> _Record set_:
↓↓↓

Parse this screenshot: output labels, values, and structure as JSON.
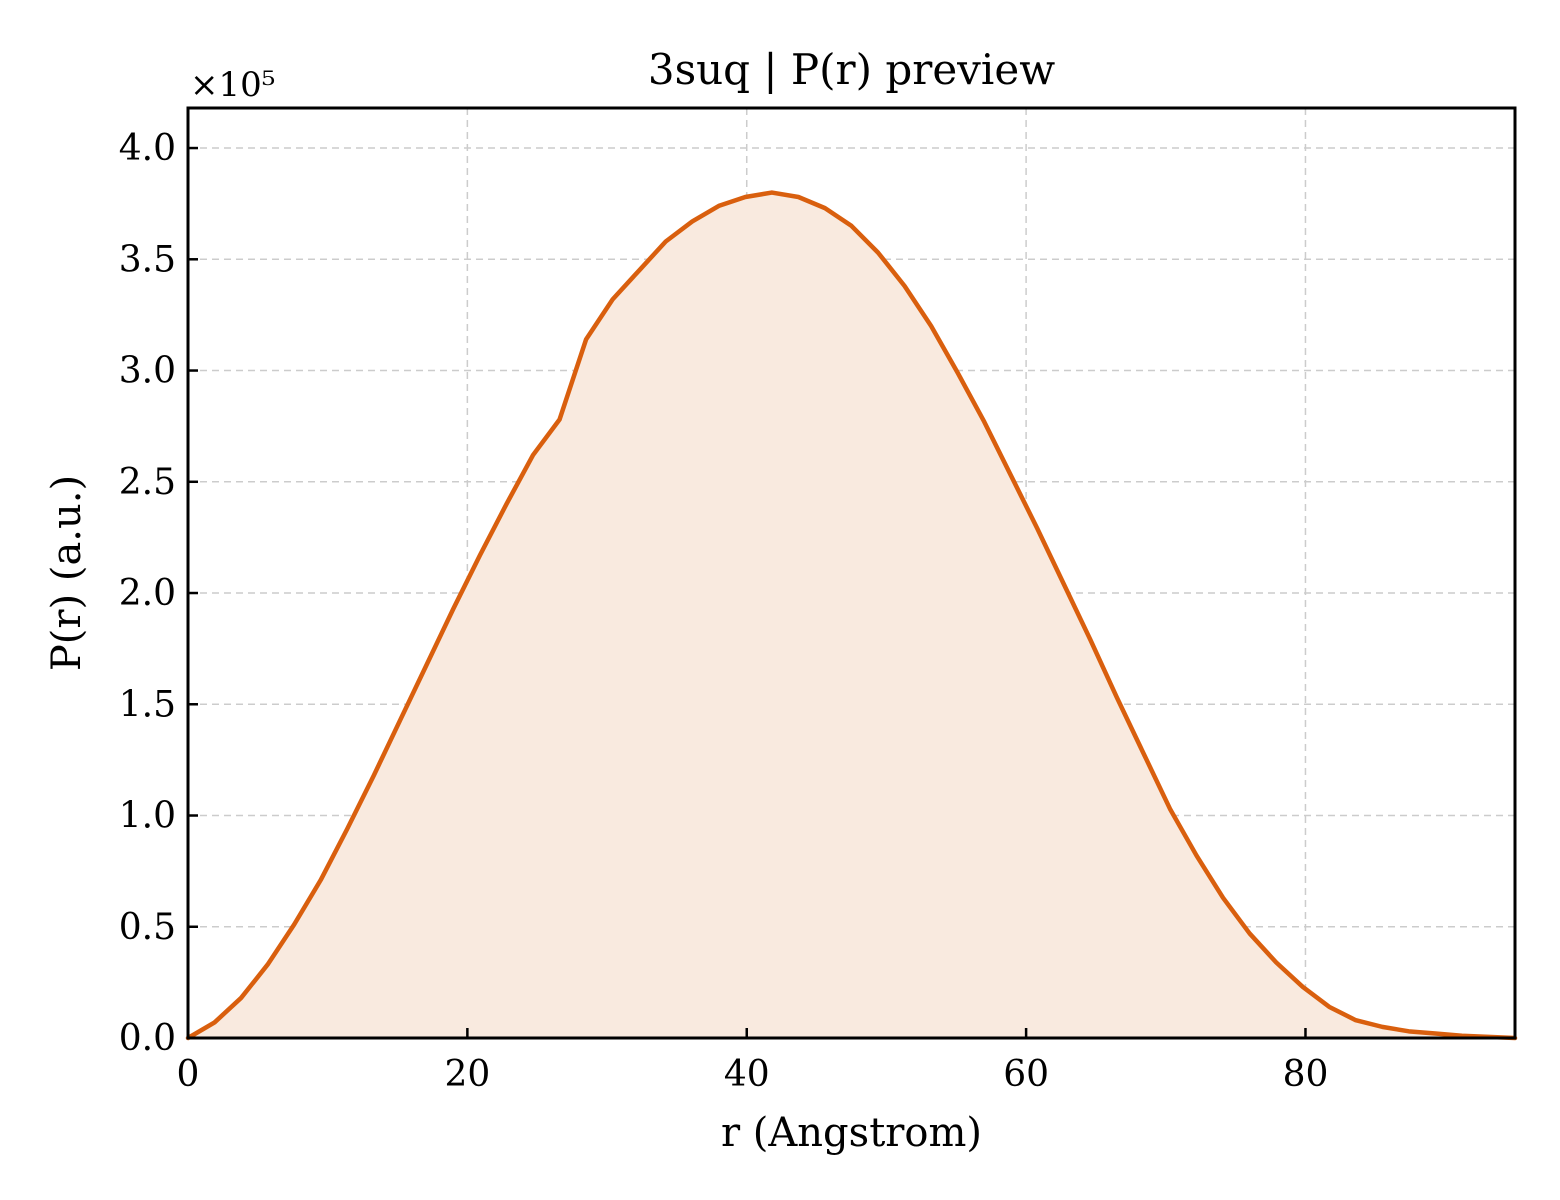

↑↑↑
↓↓↓

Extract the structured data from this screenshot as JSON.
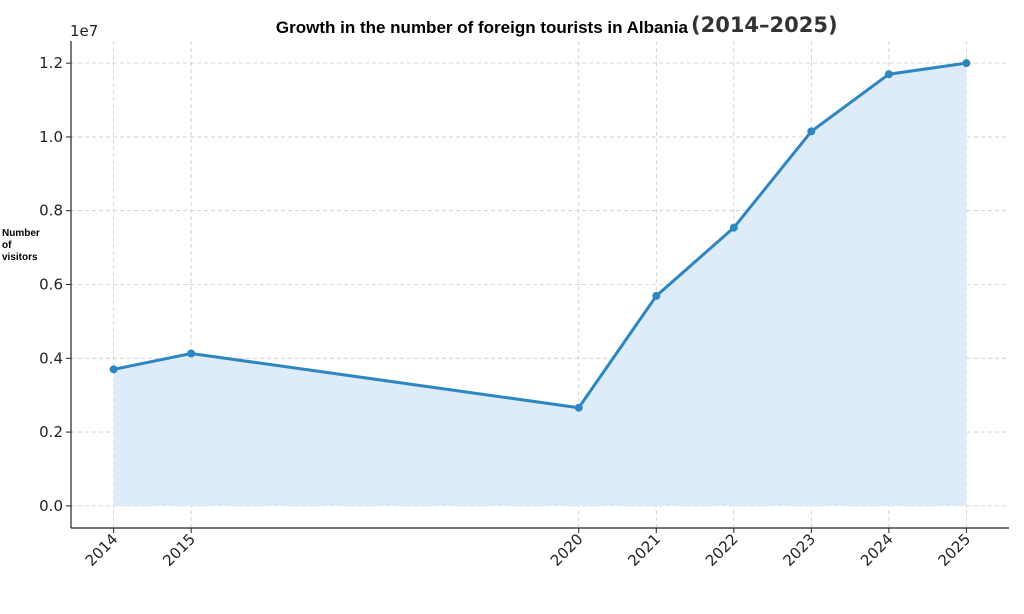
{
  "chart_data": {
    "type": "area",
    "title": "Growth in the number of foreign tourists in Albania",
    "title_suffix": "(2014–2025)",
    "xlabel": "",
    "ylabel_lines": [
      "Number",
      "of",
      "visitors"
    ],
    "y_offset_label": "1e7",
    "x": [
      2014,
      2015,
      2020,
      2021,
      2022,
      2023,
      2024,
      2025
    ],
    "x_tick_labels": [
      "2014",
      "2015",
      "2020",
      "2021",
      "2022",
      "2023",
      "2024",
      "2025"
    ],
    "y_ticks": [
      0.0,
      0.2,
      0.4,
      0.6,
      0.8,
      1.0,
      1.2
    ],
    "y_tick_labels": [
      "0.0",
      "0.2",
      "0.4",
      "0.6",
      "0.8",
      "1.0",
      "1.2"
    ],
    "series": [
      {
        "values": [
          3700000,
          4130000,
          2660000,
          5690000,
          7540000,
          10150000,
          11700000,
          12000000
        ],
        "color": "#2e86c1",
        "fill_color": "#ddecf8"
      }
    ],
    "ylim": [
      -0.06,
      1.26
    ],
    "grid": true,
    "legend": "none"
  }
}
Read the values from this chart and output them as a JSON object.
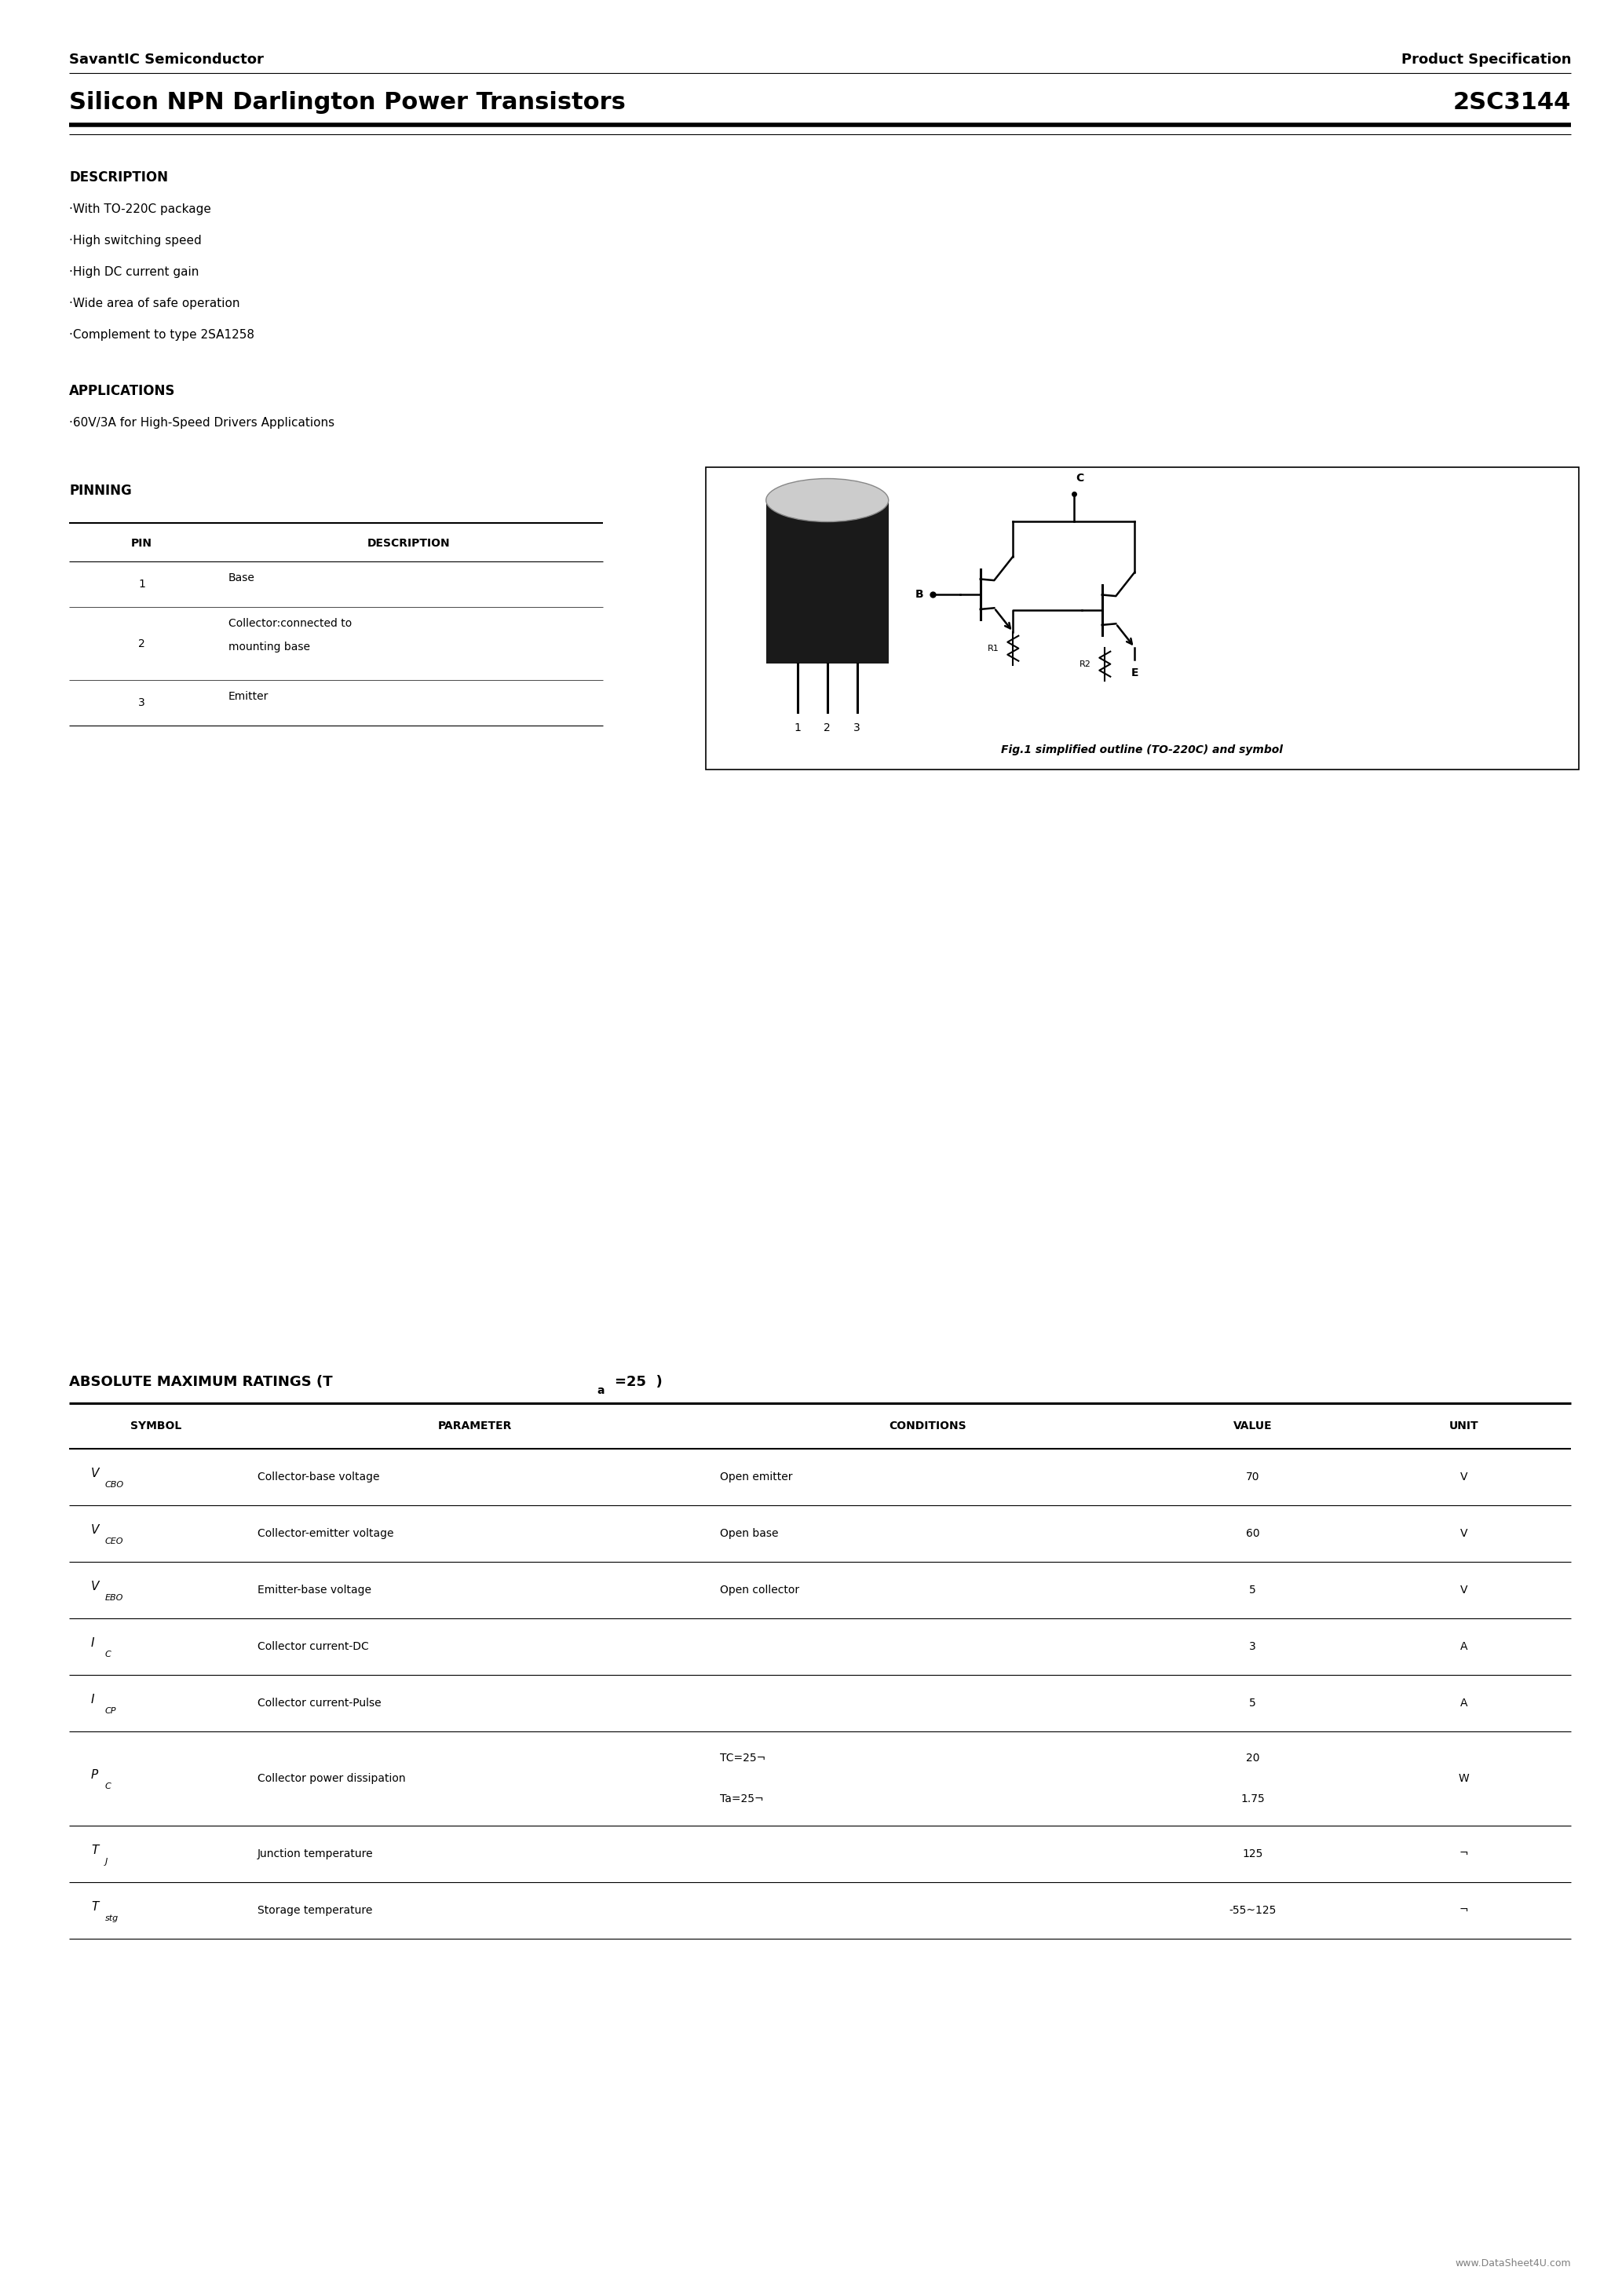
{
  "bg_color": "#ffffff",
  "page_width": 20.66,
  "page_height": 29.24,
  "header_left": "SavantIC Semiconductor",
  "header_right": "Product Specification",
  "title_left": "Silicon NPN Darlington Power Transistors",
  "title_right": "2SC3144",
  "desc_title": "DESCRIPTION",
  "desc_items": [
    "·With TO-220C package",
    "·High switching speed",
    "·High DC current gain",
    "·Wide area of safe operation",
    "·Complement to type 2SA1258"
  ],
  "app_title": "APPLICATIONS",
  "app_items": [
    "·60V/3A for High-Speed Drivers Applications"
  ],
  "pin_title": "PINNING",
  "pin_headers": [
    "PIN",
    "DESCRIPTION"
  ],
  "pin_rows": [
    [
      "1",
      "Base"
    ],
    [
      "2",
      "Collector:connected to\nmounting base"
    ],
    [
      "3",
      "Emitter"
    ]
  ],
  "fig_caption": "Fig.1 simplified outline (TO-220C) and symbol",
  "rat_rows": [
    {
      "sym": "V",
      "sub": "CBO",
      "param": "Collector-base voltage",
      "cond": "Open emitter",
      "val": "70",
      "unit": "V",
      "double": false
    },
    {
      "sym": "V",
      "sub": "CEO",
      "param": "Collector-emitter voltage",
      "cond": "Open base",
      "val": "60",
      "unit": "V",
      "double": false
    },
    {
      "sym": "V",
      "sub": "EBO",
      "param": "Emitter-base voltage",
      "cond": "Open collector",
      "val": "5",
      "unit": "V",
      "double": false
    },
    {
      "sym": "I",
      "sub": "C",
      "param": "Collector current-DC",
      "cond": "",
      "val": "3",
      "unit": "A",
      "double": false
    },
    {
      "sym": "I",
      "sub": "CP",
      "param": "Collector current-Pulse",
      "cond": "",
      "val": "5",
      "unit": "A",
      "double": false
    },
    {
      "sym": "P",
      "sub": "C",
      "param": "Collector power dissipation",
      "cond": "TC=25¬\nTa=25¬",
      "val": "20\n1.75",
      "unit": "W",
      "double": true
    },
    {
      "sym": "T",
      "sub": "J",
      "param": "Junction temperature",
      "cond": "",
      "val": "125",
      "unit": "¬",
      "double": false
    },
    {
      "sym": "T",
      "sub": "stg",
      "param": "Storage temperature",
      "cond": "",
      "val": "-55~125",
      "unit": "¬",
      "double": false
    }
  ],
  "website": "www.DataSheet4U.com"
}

↑↑↑
↓↓↓

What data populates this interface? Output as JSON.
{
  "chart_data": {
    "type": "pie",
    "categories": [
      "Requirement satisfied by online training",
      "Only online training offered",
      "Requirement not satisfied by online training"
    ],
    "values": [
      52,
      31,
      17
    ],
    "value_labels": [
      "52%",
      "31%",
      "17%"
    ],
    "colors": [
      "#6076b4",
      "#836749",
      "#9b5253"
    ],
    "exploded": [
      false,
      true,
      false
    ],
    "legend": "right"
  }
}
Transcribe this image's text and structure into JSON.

↑↑↑

> _Aim of the exercise_: The lines from the one containing "What data populates" to the one containing "Transcribe this image's", both included, are to be extracted exactly; give no other line.

> _Answer to this exercise_:
What data populates this interface? Output as JSON.
{
  "chart_data": {
    "type": "pie",
    "categories": [
      "Requirement satisfied by online training",
      "Only online training offered",
      "Requirement not satisfied by online training"
    ],
    "values": [
      52,
      31,
      17
    ],
    "value_labels": [
      "52%",
      "31%",
      "17%"
    ],
    "colors": [
      "#6076b4",
      "#836749",
      "#9b5253"
    ],
    "exploded": [
      false,
      true,
      false
    ],
    "legend": "right"
  }
}
Transcribe this image's text and structure into JSON.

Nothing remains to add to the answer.